Data provided ::
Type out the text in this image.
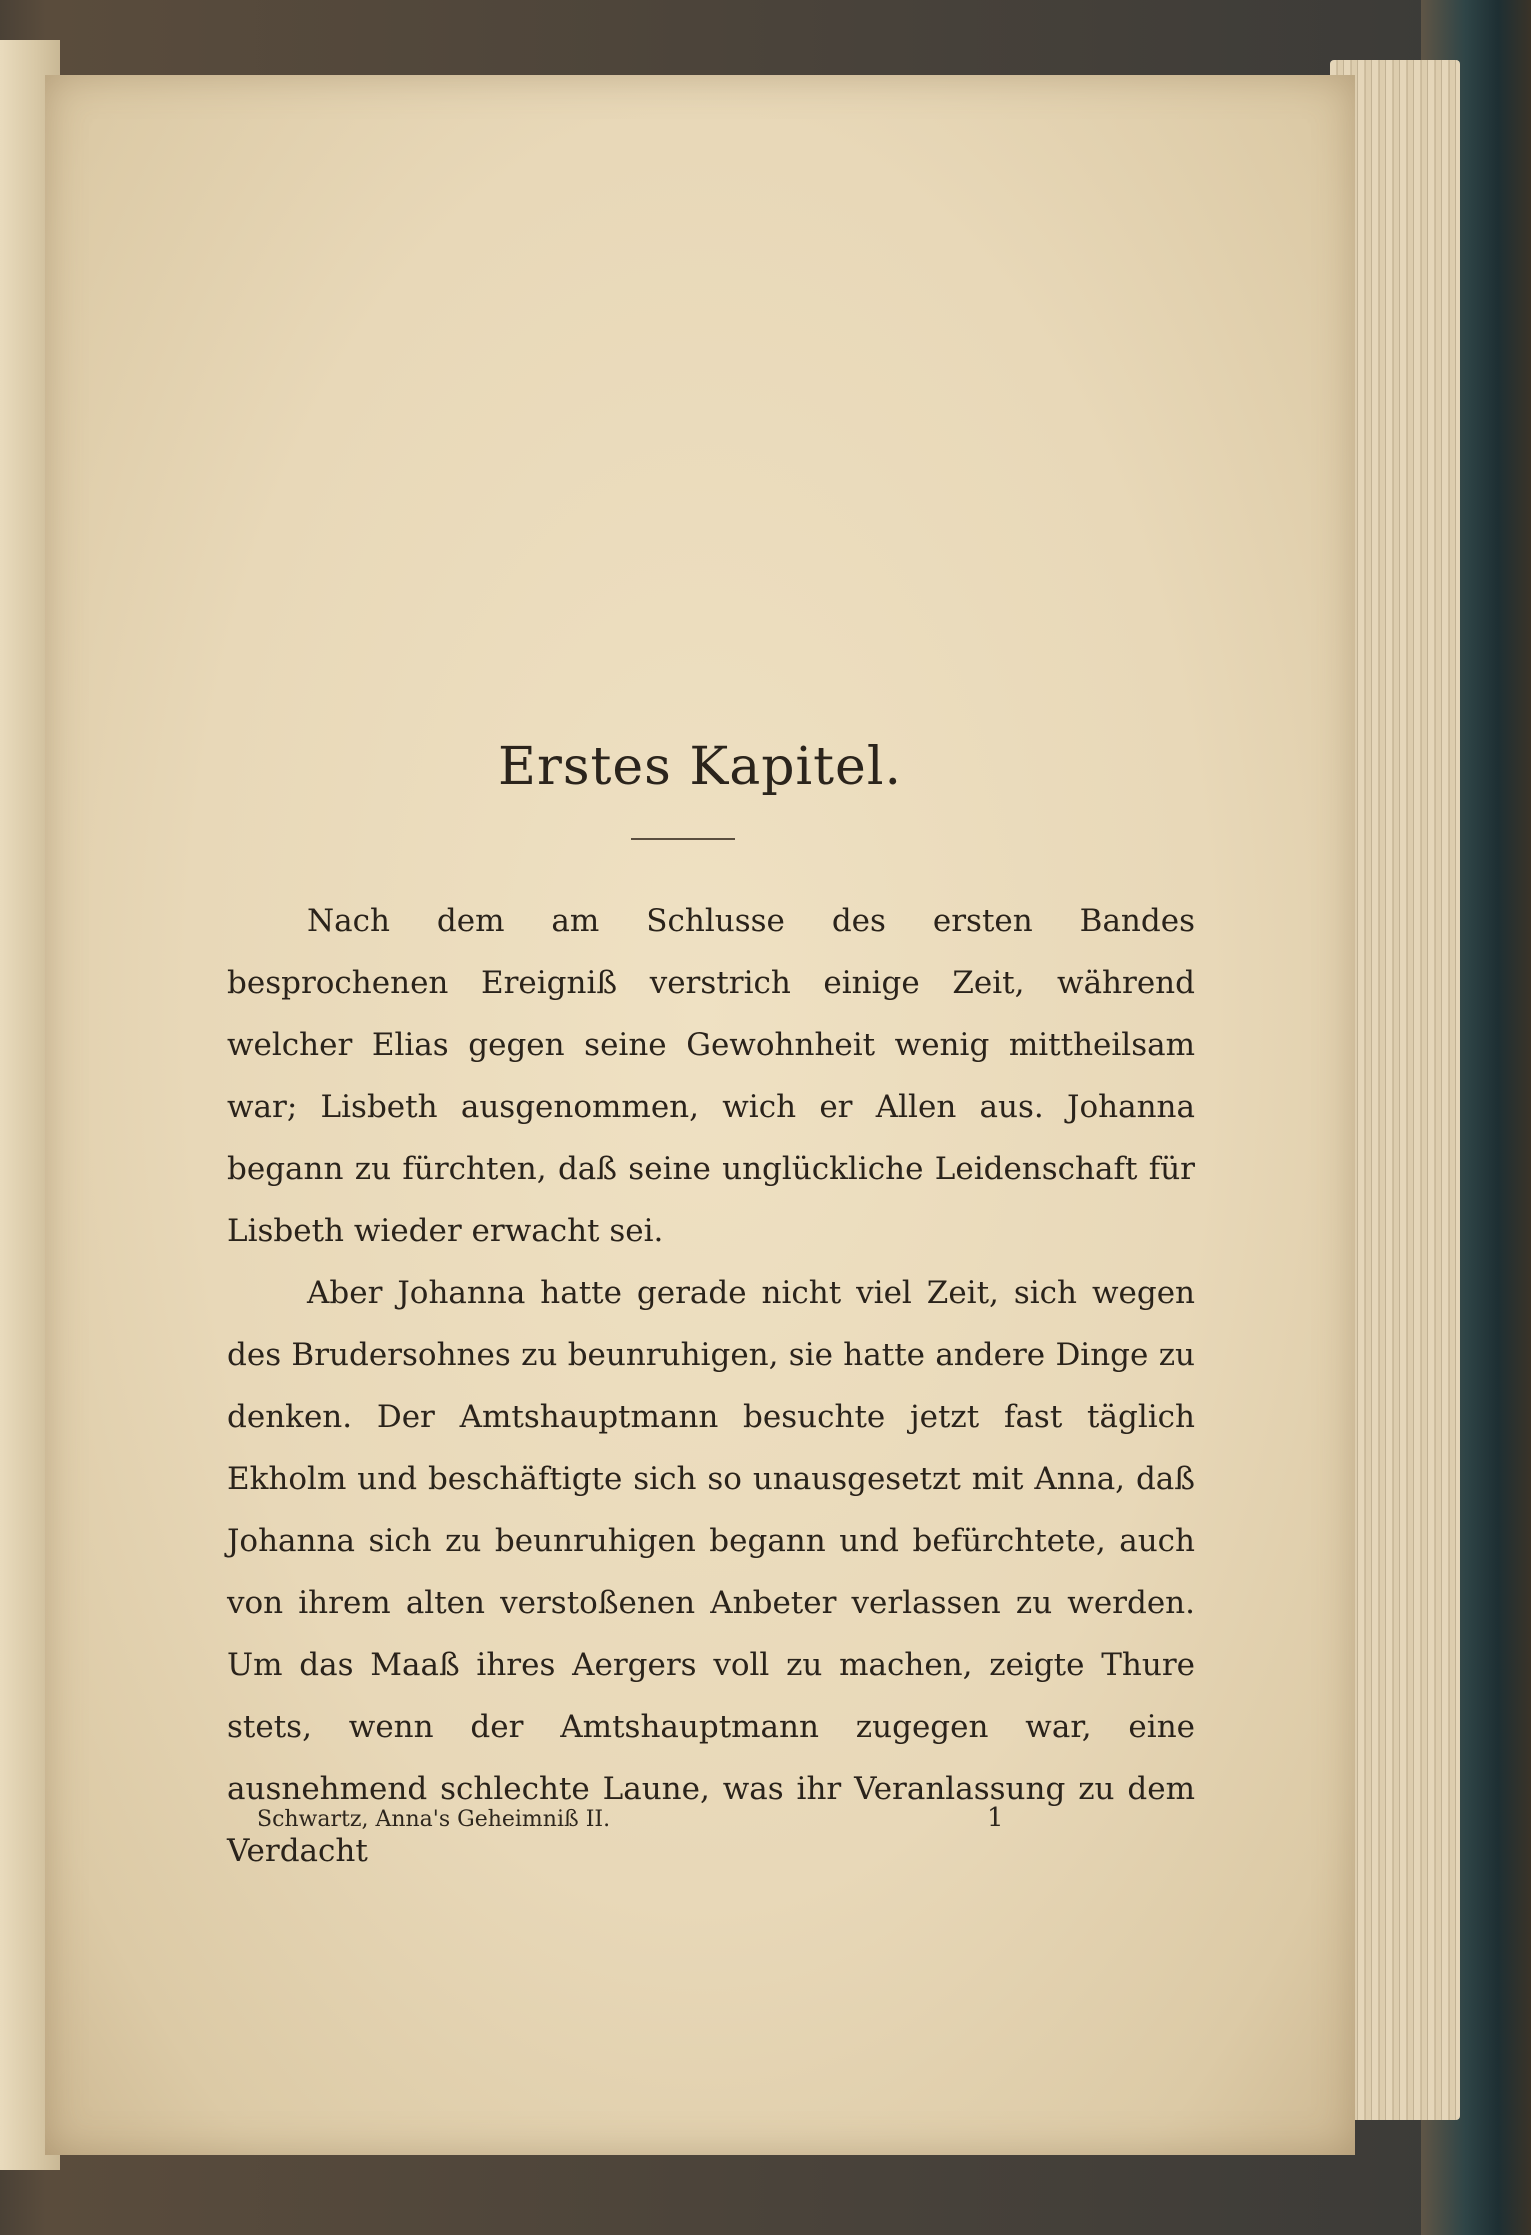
Erstes Kapitel.

Nach dem am Schlusse des ersten Bandes besprochenen Ereigniß verstrich einige Zeit, während welcher Elias gegen seine Gewohnheit wenig mittheilsam war; Lisbeth ausgenommen, wich er Allen aus. Johanna begann zu fürchten, daß seine unglückliche Leidenschaft für Lisbeth wieder erwacht sei.

Aber Johanna hatte gerade nicht viel Zeit, sich wegen des Brudersohnes zu beunruhigen, sie hatte andere Dinge zu denken. Der Amtshauptmann besuchte jetzt fast täglich Ekholm und beschäftigte sich so unausgesetzt mit Anna, daß Johanna sich zu beunruhigen begann und befürchtete, auch von ihrem alten verstoßenen Anbeter verlassen zu werden. Um das Maaß ihres Aergers voll zu machen, zeigte Thure stets, wenn der Amtshauptmann zugegen war, eine ausnehmend schlechte Laune, was ihr Veranlassung zu dem Verdacht

Schwartz, Anna's Geheimniß II.	1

What is required ::
Leaving the pictures aside, write out the entries above exactly.

Expected output ::
Type out the text in this image.
Erstes Kapitel.

Nach dem am Schlusse des ersten Bandes besprochenen Ereigniß verstrich einige Zeit, während welcher Elias gegen seine Gewohnheit wenig mittheilsam war; Lisbeth ausgenommen, wich er Allen aus. Johanna begann zu fürchten, daß seine unglückliche Leidenschaft für Lisbeth wieder erwacht sei.

Aber Johanna hatte gerade nicht viel Zeit, sich wegen des Brudersohnes zu beunruhigen, sie hatte andere Dinge zu denken. Der Amtshauptmann besuchte jetzt fast täglich Ekholm und beschäftigte sich so unausgesetzt mit Anna, daß Johanna sich zu beunruhigen begann und befürchtete, auch von ihrem alten verstoßenen Anbeter verlassen zu werden. Um das Maaß ihres Aergers voll zu machen, zeigte Thure stets, wenn der Amtshauptmann zugegen war, eine ausnehmend schlechte Laune, was ihr Veranlassung zu dem Verdacht

Schwartz, Anna's Geheimniß II.	1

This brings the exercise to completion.